* BEGIN Exercise data *
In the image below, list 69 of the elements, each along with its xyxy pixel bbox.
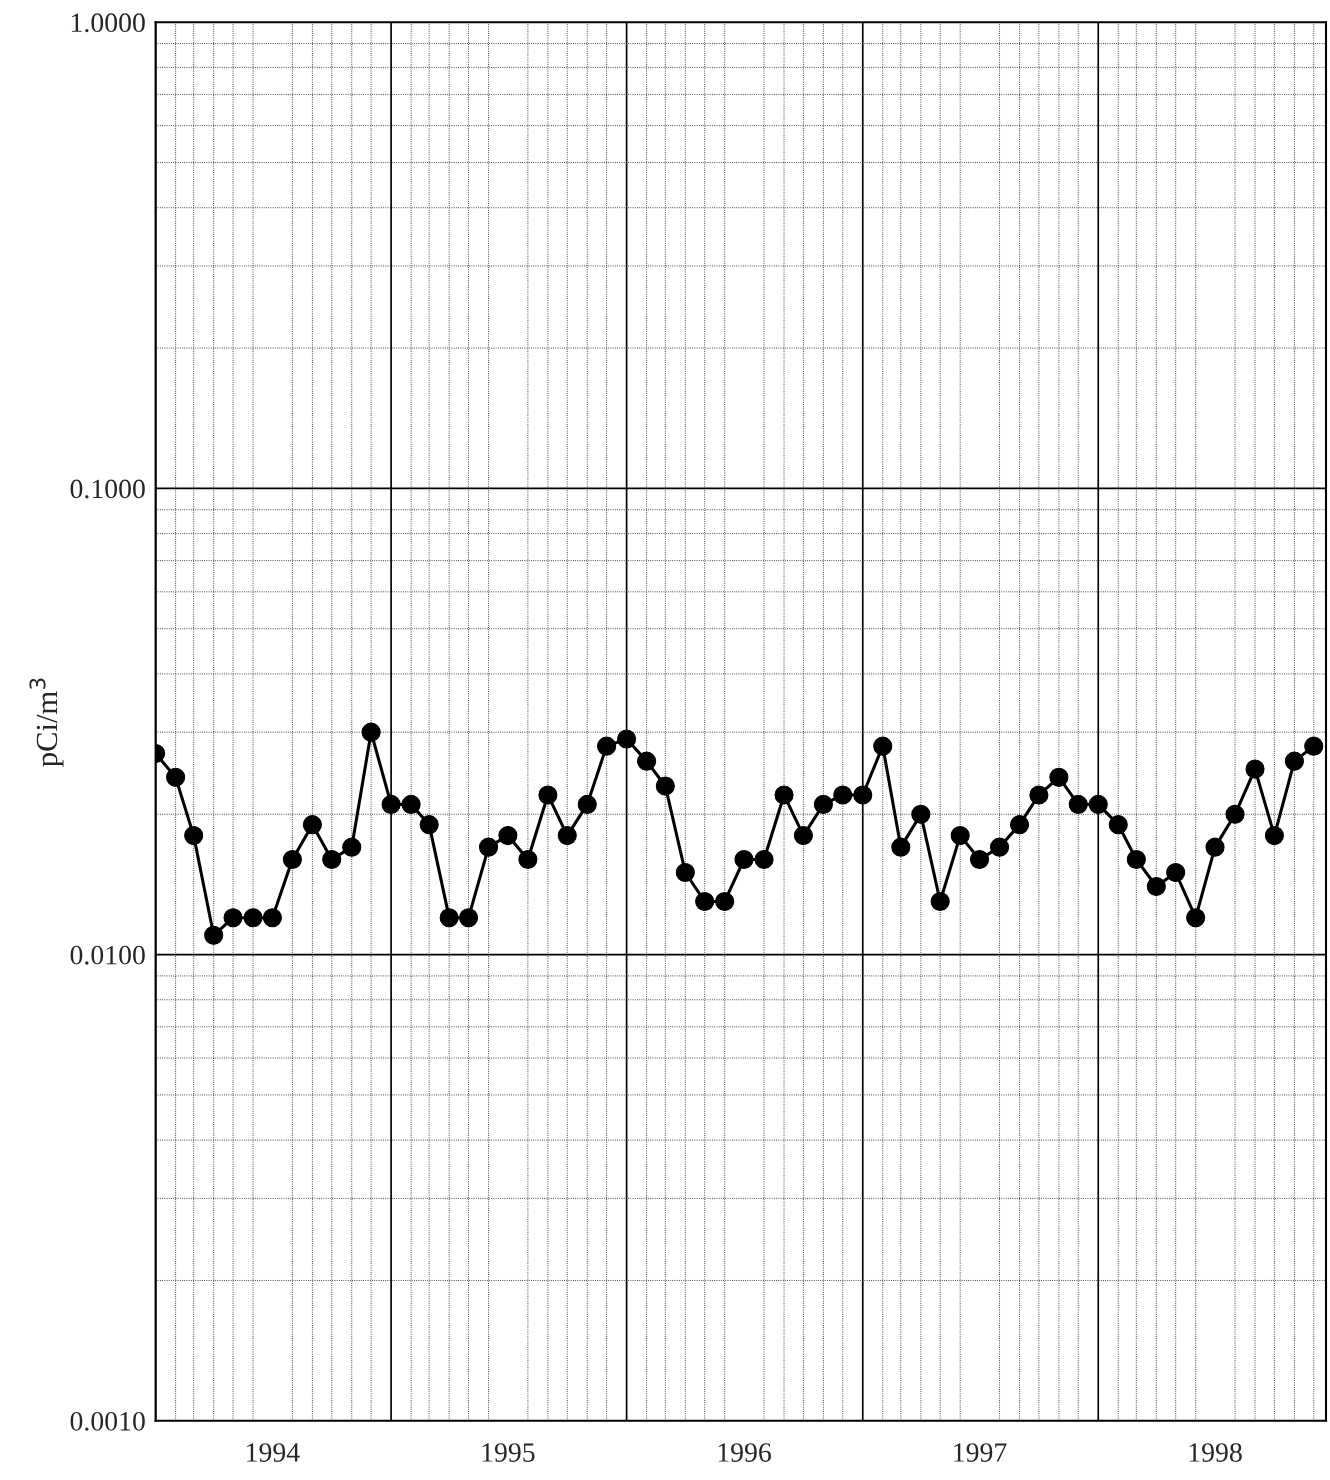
- point: [184, 826, 204, 846]
- point: [734, 849, 754, 869]
- point: [597, 736, 617, 756]
- point: [1009, 815, 1030, 835]
- y-tick-label: 1.0000: [71, 13, 145, 33]
- point: [1186, 908, 1206, 928]
- point: [1264, 826, 1284, 846]
- point: [518, 849, 538, 869]
- x-tick-label: 1998: [1189, 1443, 1242, 1462]
- x-tick-label: 1996: [718, 1443, 771, 1462]
- point: [754, 849, 774, 869]
- point: [223, 908, 243, 928]
- point: [655, 776, 675, 796]
- point: [813, 794, 833, 814]
- point: [557, 826, 577, 846]
- point: [1088, 794, 1108, 814]
- point: [498, 826, 518, 846]
- y-tick-label: 0.0010: [70, 1411, 145, 1431]
- point: [381, 794, 401, 814]
- y-tick-label: 0.0100: [70, 945, 145, 965]
- point: [1126, 849, 1146, 869]
- point: [891, 837, 911, 857]
- point: [478, 837, 499, 857]
- point: [577, 794, 597, 814]
- point: [361, 722, 381, 742]
- point: [401, 794, 421, 814]
- point: [1029, 785, 1049, 805]
- point: [637, 751, 657, 771]
- point: [950, 826, 970, 846]
- point: [1108, 815, 1128, 835]
- point: [538, 785, 558, 805]
- point: [1146, 876, 1166, 897]
- point: [458, 908, 479, 928]
- x-tick-label: 1994: [247, 1443, 300, 1462]
- point: [969, 849, 990, 869]
- point: [617, 729, 637, 749]
- point: [166, 767, 186, 787]
- y-tick-label: 0.1000: [70, 479, 145, 499]
- point: [1166, 862, 1186, 883]
- x-tick-label: 1997: [954, 1443, 1007, 1462]
- point: [833, 785, 853, 805]
- point: [342, 837, 362, 857]
- point: [930, 891, 950, 912]
- point: [1225, 804, 1245, 824]
- point: [774, 785, 794, 805]
- point: [675, 862, 695, 883]
- point: [1049, 767, 1069, 787]
- point: [1245, 759, 1265, 779]
- point: [1284, 751, 1304, 771]
- point: [911, 804, 931, 824]
- point: [282, 849, 302, 869]
- point: [302, 815, 322, 835]
- point: [853, 785, 873, 805]
- point: [715, 891, 735, 912]
- point: [322, 849, 342, 869]
- y-axis-title: pCi/m$^{3}$: [29, 678, 64, 767]
- point: [1205, 837, 1225, 857]
- point: [419, 815, 439, 835]
- point: [989, 837, 1010, 857]
- x-tick-label: 1995: [482, 1443, 535, 1462]
- point: [439, 908, 459, 928]
- point: [1304, 736, 1324, 756]
- point: [204, 925, 224, 945]
- point: [873, 736, 893, 756]
- point: [1068, 794, 1088, 814]
- point: [243, 908, 263, 928]
- point: [695, 891, 715, 912]
- point: [262, 908, 282, 928]
- point: [793, 826, 813, 846]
* END Exercise data *
Work instructions
Rewrite each line of the data above as a row in a Markdown table with two columns, No. and Entry, numbering the rows in order. Skip blank lines and leave out the pictures.

Solution to this task
| No. | Entry |
|---|---|
| 1 | In the image below, list 69 of the elements, each along with its xyxy pixel bbox. |
| 2 | - point: [184, 826, 204, 846] |
| 3 | - point: [734, 849, 754, 869] |
| 4 | - point: [597, 736, 617, 756] |
| 5 | - point: [1009, 815, 1030, 835] |
| 6 | - y-tick-label: 1.0000: [71, 13, 145, 33] |
| 7 | - point: [1186, 908, 1206, 928] |
| 8 | - point: [1264, 826, 1284, 846] |
| 9 | - point: [518, 849, 538, 869] |
| 10 | - x-tick-label: 1998: [1189, 1443, 1242, 1462] |
| 11 | - x-tick-label: 1996: [718, 1443, 771, 1462] |
| 12 | - point: [754, 849, 774, 869] |
| 13 | - point: [223, 908, 243, 928] |
| 14 | - point: [655, 776, 675, 796] |
| 15 | - point: [813, 794, 833, 814] |
| 16 | - point: [557, 826, 577, 846] |
| 17 | - point: [1088, 794, 1108, 814] |
| 18 | - point: [498, 826, 518, 846] |
| 19 | - y-tick-label: 0.0010: [70, 1411, 145, 1431] |
| 20 | - point: [381, 794, 401, 814] |
| 21 | - y-tick-label: 0.0100: [70, 945, 145, 965] |
| 22 | - point: [1126, 849, 1146, 869] |
| 23 | - point: [891, 837, 911, 857] |
| 24 | - point: [478, 837, 499, 857] |
| 25 | - point: [577, 794, 597, 814] |
| 26 | - point: [361, 722, 381, 742] |
| 27 | - point: [401, 794, 421, 814] |
| 28 | - point: [1029, 785, 1049, 805] |
| 29 | - point: [637, 751, 657, 771] |
| 30 | - point: [950, 826, 970, 846] |
| 31 | - point: [1108, 815, 1128, 835] |
| 32 | - point: [538, 785, 558, 805] |
| 33 | - point: [1146, 876, 1166, 897] |
| 34 | - point: [458, 908, 479, 928] |
| 35 | - x-tick-label: 1994: [247, 1443, 300, 1462] |
| 36 | - point: [969, 849, 990, 869] |
| 37 | - point: [617, 729, 637, 749] |
| 38 | - point: [166, 767, 186, 787] |
| 39 | - y-tick-label: 0.1000: [70, 479, 145, 499] |
| 40 | - point: [1166, 862, 1186, 883] |
| 41 | - x-tick-label: 1997: [954, 1443, 1007, 1462] |
| 42 | - point: [833, 785, 853, 805] |
| 43 | - point: [342, 837, 362, 857] |
| 44 | - point: [930, 891, 950, 912] |
| 45 | - point: [1225, 804, 1245, 824] |
| 46 | - point: [774, 785, 794, 805] |
| 47 | - point: [675, 862, 695, 883] |
| 48 | - point: [1049, 767, 1069, 787] |
| 49 | - point: [1245, 759, 1265, 779] |
| 50 | - point: [1284, 751, 1304, 771] |
| 51 | - point: [911, 804, 931, 824] |
| 52 | - point: [282, 849, 302, 869] |
| 53 | - point: [302, 815, 322, 835] |
| 54 | - point: [853, 785, 873, 805] |
| 55 | - point: [715, 891, 735, 912] |
| 56 | - point: [322, 849, 342, 869] |
| 57 | - y-axis-title: pCi/m$^{3}$: [29, 678, 64, 767] |
| 58 | - point: [1205, 837, 1225, 857] |
| 59 | - point: [419, 815, 439, 835] |
| 60 | - point: [989, 837, 1010, 857] |
| 61 | - x-tick-label: 1995: [482, 1443, 535, 1462] |
| 62 | - point: [439, 908, 459, 928] |
| 63 | - point: [1304, 736, 1324, 756] |
| 64 | - point: [204, 925, 224, 945] |
| 65 | - point: [873, 736, 893, 756] |
| 66 | - point: [1068, 794, 1088, 814] |
| 67 | - point: [243, 908, 263, 928] |
| 68 | - point: [695, 891, 715, 912] |
| 69 | - point: [262, 908, 282, 928] |
| 70 | - point: [793, 826, 813, 846] |